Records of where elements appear
▼▼▼

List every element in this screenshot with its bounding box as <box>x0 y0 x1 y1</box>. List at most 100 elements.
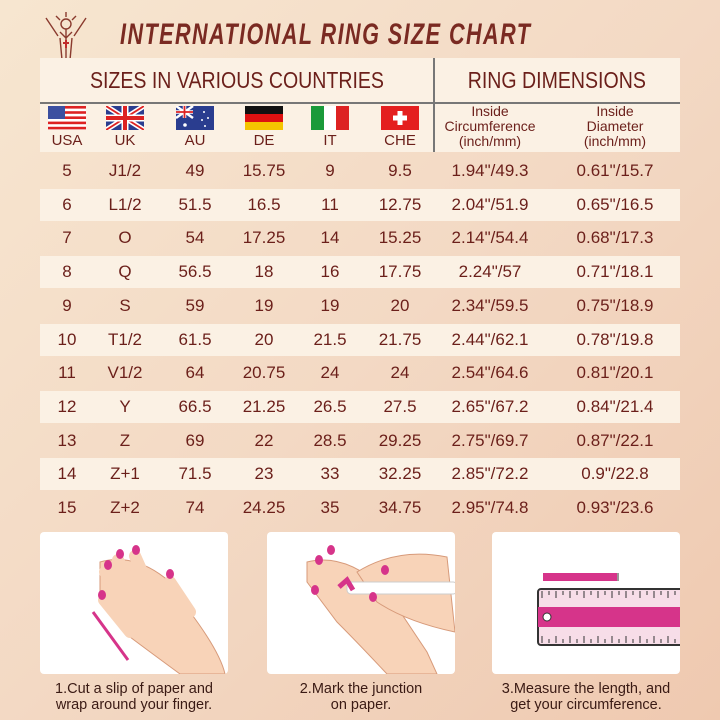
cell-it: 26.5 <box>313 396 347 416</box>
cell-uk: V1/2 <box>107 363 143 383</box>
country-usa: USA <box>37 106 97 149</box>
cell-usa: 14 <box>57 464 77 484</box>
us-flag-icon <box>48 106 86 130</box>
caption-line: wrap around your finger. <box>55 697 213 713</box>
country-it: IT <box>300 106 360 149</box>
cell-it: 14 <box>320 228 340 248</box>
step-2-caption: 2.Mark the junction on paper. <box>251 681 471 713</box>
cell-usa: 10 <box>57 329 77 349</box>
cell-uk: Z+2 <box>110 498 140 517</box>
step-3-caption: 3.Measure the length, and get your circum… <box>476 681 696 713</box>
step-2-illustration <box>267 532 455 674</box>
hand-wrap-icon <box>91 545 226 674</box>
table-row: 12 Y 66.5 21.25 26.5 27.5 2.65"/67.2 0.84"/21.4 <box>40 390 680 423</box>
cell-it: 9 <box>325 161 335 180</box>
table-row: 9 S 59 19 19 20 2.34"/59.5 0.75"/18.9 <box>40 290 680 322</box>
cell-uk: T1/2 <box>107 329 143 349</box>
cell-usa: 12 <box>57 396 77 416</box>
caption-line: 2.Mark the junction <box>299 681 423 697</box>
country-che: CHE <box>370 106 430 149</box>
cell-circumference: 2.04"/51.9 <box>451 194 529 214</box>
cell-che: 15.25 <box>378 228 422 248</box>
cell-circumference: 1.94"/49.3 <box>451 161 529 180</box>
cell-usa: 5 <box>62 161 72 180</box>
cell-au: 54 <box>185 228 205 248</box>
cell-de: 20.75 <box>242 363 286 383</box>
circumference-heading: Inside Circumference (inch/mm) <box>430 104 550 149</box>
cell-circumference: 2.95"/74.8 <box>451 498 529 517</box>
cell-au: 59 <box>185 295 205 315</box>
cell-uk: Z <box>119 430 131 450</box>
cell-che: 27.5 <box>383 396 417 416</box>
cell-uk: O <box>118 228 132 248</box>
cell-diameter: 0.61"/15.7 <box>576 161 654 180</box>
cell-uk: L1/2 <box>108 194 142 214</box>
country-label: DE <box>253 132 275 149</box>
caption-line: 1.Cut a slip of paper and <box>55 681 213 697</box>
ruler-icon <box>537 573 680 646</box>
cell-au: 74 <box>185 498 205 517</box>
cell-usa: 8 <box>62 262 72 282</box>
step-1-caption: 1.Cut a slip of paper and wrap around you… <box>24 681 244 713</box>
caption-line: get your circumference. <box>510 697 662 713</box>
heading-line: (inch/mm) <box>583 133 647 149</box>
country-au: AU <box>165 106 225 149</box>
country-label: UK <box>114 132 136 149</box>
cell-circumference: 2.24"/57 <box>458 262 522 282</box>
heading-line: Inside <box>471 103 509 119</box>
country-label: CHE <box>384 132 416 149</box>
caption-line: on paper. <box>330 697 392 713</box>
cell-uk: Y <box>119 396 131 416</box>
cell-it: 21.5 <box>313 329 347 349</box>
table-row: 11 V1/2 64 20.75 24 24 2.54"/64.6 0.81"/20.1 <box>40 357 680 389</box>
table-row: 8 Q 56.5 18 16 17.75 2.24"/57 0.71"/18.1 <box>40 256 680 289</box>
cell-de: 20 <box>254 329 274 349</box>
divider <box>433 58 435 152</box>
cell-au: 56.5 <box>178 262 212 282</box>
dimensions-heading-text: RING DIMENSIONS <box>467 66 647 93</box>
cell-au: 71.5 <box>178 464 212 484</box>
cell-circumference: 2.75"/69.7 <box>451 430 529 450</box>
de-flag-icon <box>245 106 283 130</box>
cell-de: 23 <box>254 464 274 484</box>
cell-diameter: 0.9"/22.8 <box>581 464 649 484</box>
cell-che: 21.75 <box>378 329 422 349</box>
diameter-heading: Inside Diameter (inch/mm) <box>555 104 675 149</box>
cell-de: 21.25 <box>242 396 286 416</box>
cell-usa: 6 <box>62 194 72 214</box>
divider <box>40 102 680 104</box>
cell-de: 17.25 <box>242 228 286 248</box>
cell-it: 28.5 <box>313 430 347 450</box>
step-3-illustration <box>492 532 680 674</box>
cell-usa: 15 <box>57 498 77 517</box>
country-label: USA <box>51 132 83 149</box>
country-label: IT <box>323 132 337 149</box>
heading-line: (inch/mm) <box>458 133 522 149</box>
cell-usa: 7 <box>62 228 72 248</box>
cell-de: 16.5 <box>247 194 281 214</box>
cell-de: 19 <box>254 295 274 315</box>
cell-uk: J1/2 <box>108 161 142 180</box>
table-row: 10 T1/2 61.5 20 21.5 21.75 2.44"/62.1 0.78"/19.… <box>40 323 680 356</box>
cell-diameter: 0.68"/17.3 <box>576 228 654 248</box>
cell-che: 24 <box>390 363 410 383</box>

▲▲▲

Rewrite all of the items, replacing every occurrence of "caption-line" with "caption-text" and leaving everything else unchanged. Omit the pictures from your answer.

List every element in this screenshot with its bounding box as <box>x0 y0 x1 y1</box>. List at most 100 elements.
cell-it: 26.5 <box>313 396 347 416</box>
cell-uk: V1/2 <box>107 363 143 383</box>
country-usa: USA <box>37 106 97 149</box>
cell-usa: 14 <box>57 464 77 484</box>
us-flag-icon <box>48 106 86 130</box>
caption-text: wrap around your finger. <box>55 697 213 713</box>
country-it: IT <box>300 106 360 149</box>
cell-it: 14 <box>320 228 340 248</box>
step-2-caption: 2.Mark the junction on paper. <box>251 681 471 713</box>
cell-usa: 10 <box>57 329 77 349</box>
cell-uk: Z+2 <box>110 498 140 517</box>
step-3-caption: 3.Measure the length, and get your circum… <box>476 681 696 713</box>
step-2-illustration <box>267 532 455 674</box>
hand-wrap-icon <box>91 545 226 674</box>
table-row: 12 Y 66.5 21.25 26.5 27.5 2.65"/67.2 0.84"/21.4 <box>40 390 680 423</box>
cell-it: 9 <box>325 161 335 180</box>
table-row: 9 S 59 19 19 20 2.34"/59.5 0.75"/18.9 <box>40 290 680 322</box>
cell-uk: T1/2 <box>107 329 143 349</box>
cell-usa: 12 <box>57 396 77 416</box>
caption-text: 2.Mark the junction <box>299 681 423 697</box>
country-che: CHE <box>370 106 430 149</box>
cell-circumference: 2.04"/51.9 <box>451 194 529 214</box>
cell-che: 15.25 <box>378 228 422 248</box>
cell-circumference: 1.94"/49.3 <box>451 161 529 180</box>
cell-usa: 5 <box>62 161 72 180</box>
cell-au: 54 <box>185 228 205 248</box>
cell-de: 20.75 <box>242 363 286 383</box>
circumference-heading: Inside Circumference (inch/mm) <box>430 104 550 149</box>
cell-circumference: 2.95"/74.8 <box>451 498 529 517</box>
cell-au: 59 <box>185 295 205 315</box>
cell-uk: Z <box>119 430 131 450</box>
cell-che: 27.5 <box>383 396 417 416</box>
cell-uk: O <box>118 228 132 248</box>
cell-diameter: 0.61"/15.7 <box>576 161 654 180</box>
cell-uk: L1/2 <box>108 194 142 214</box>
country-label: DE <box>253 132 275 149</box>
caption-text: 1.Cut a slip of paper and <box>55 681 213 697</box>
ruler-icon <box>537 573 680 646</box>
cell-au: 74 <box>185 498 205 517</box>
cell-usa: 8 <box>62 262 72 282</box>
step-1-caption: 1.Cut a slip of paper and wrap around you… <box>24 681 244 713</box>
caption-text: get your circumference. <box>510 697 662 713</box>
heading-line: (inch/mm) <box>583 133 647 149</box>
country-au: AU <box>165 106 225 149</box>
country-label: UK <box>114 132 136 149</box>
cell-circumference: 2.24"/57 <box>458 262 522 282</box>
heading-line: Inside <box>471 103 509 119</box>
country-label: CHE <box>384 132 416 149</box>
caption-text: on paper. <box>330 697 392 713</box>
cell-uk: Y <box>119 396 131 416</box>
cell-it: 21.5 <box>313 329 347 349</box>
table-row: 11 V1/2 64 20.75 24 24 2.54"/64.6 0.81"/20.1 <box>40 357 680 389</box>
table-row: 8 Q 56.5 18 16 17.75 2.24"/57 0.71"/18.1 <box>40 256 680 289</box>
cell-de: 20 <box>254 329 274 349</box>
divider <box>433 58 435 152</box>
cell-au: 56.5 <box>178 262 212 282</box>
dimensions-heading-text: RING DIMENSIONS <box>467 66 647 93</box>
cell-au: 71.5 <box>178 464 212 484</box>
cell-circumference: 2.75"/69.7 <box>451 430 529 450</box>
de-flag-icon <box>245 106 283 130</box>
cell-de: 23 <box>254 464 274 484</box>
cell-diameter: 0.9"/22.8 <box>581 464 649 484</box>
cell-che: 21.75 <box>378 329 422 349</box>
diameter-heading: Inside Diameter (inch/mm) <box>555 104 675 149</box>
cell-de: 21.25 <box>242 396 286 416</box>
cell-usa: 6 <box>62 194 72 214</box>
divider <box>40 102 680 104</box>
cell-de: 17.25 <box>242 228 286 248</box>
cell-it: 28.5 <box>313 430 347 450</box>
step-3-illustration <box>492 532 680 674</box>
cell-usa: 15 <box>57 498 77 517</box>
country-label: USA <box>51 132 83 149</box>
country-label: IT <box>323 132 337 149</box>
heading-line: (inch/mm) <box>458 133 522 149</box>
cell-usa: 7 <box>62 228 72 248</box>
cell-de: 16.5 <box>247 194 281 214</box>
cell-de: 19 <box>254 295 274 315</box>
cell-uk: J1/2 <box>108 161 142 180</box>
table-row: 10 T1/2 61.5 20 21.5 21.75 2.44"/62.1 0.78"/19.… <box>40 323 680 356</box>
cell-diameter: 0.68"/17.3 <box>576 228 654 248</box>
cell-che: 24 <box>390 363 410 383</box>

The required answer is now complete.